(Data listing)
::::::::

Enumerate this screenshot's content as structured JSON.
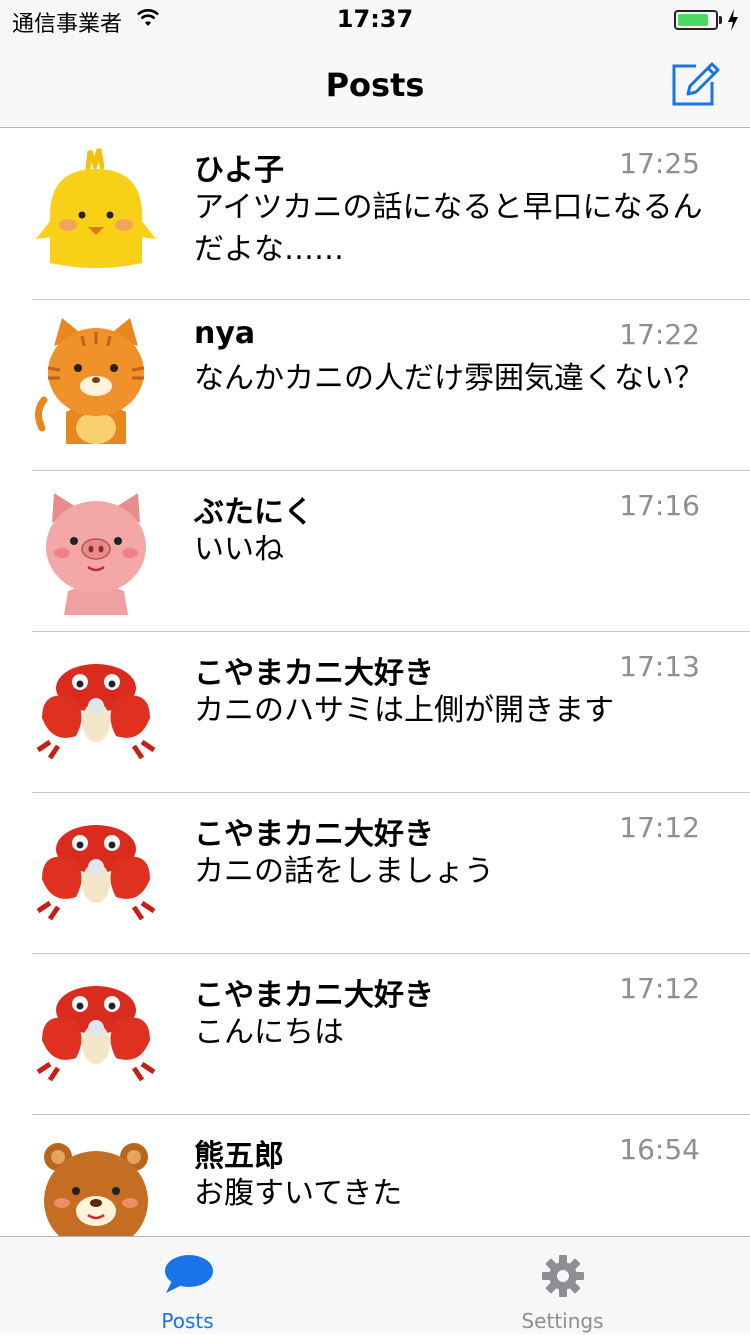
{
  "status_bar": {
    "carrier": "通信事業者",
    "time": "17:37",
    "battery_level": 0.82
  },
  "nav": {
    "title": "Posts",
    "compose_icon": "compose-icon"
  },
  "posts": [
    {
      "name": "ひよ子",
      "time": "17:25",
      "message": "アイツカニの話になると早口になるんだよな……",
      "avatar": "chick-avatar"
    },
    {
      "name": "nya",
      "time": "17:22",
      "message": "なんかカニの人だけ雰囲気違くない？",
      "avatar": "cat-avatar"
    },
    {
      "name": "ぶたにく",
      "time": "17:16",
      "message": "いいね",
      "avatar": "pig-avatar"
    },
    {
      "name": "こやまカニ大好き",
      "time": "17:13",
      "message": "カニのハサミは上側が開きます",
      "avatar": "crab-avatar"
    },
    {
      "name": "こやまカニ大好き",
      "time": "17:12",
      "message": "カニの話をしましょう",
      "avatar": "crab-avatar"
    },
    {
      "name": "こやまカニ大好き",
      "time": "17:12",
      "message": "こんにちは",
      "avatar": "crab-avatar"
    },
    {
      "name": "熊五郎",
      "time": "16:54",
      "message": "お腹すいてきた",
      "avatar": "bear-avatar"
    }
  ],
  "tabs": [
    {
      "label": "Posts",
      "icon": "chat-bubble-icon",
      "active": true
    },
    {
      "label": "Settings",
      "icon": "gear-icon",
      "active": false
    }
  ],
  "colors": {
    "accent": "#1a73e8",
    "secondary_text": "#8e8e93",
    "separator": "#c8c7cc"
  }
}
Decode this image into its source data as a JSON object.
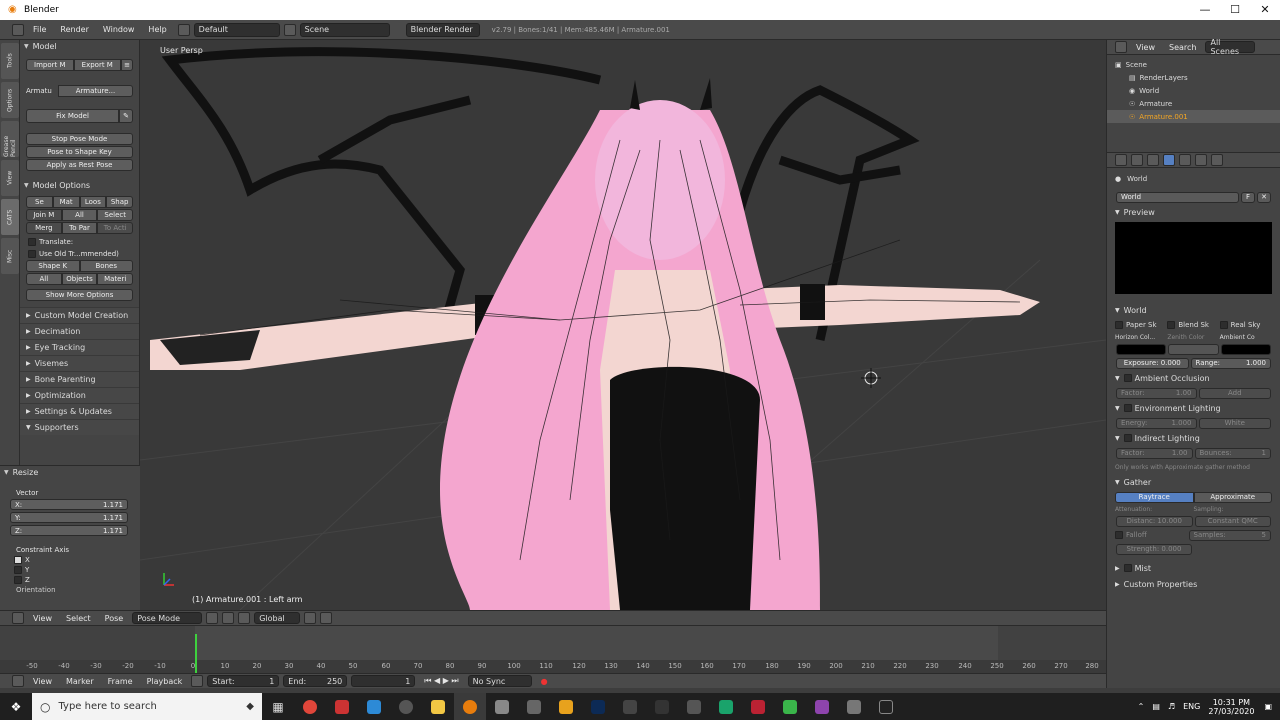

::::::::

## Problem to solve
Quote every record above exactly, leaving out the pictures.

## In response
Enumerate this screenshot's content as structured JSON.
{
  "status_bar": {
    "carrier": "通信事業者",
    "time": "17:37",
    "battery_level": 0.82
  },
  "nav": {
    "title": "Posts",
    "compose_icon": "compose-icon"
  },
  "posts": [
    {
      "name": "ひよ子",
      "time": "17:25",
      "message": "アイツカニの話になると早口になるんだよな……",
      "avatar": "chick-avatar"
    },
    {
      "name": "nya",
      "time": "17:22",
      "message": "なんかカニの人だけ雰囲気違くない？",
      "avatar": "cat-avatar"
    },
    {
      "name": "ぶたにく",
      "time": "17:16",
      "message": "いいね",
      "avatar": "pig-avatar"
    },
    {
      "name": "こやまカニ大好き",
      "time": "17:13",
      "message": "カニのハサミは上側が開きます",
      "avatar": "crab-avatar"
    },
    {
      "name": "こやまカニ大好き",
      "time": "17:12",
      "message": "カニの話をしましょう",
      "avatar": "crab-avatar"
    },
    {
      "name": "こやまカニ大好き",
      "time": "17:12",
      "message": "こんにちは",
      "avatar": "crab-avatar"
    },
    {
      "name": "熊五郎",
      "time": "16:54",
      "message": "お腹すいてきた",
      "avatar": "bear-avatar"
    }
  ],
  "tabs": [
    {
      "label": "Posts",
      "icon": "chat-bubble-icon",
      "active": true
    },
    {
      "label": "Settings",
      "icon": "gear-icon",
      "active": false
    }
  ],
  "colors": {
    "accent": "#1a73e8",
    "secondary_text": "#8e8e93",
    "separator": "#c8c7cc"
  }
}
Decode this image into its source data as a JSON object.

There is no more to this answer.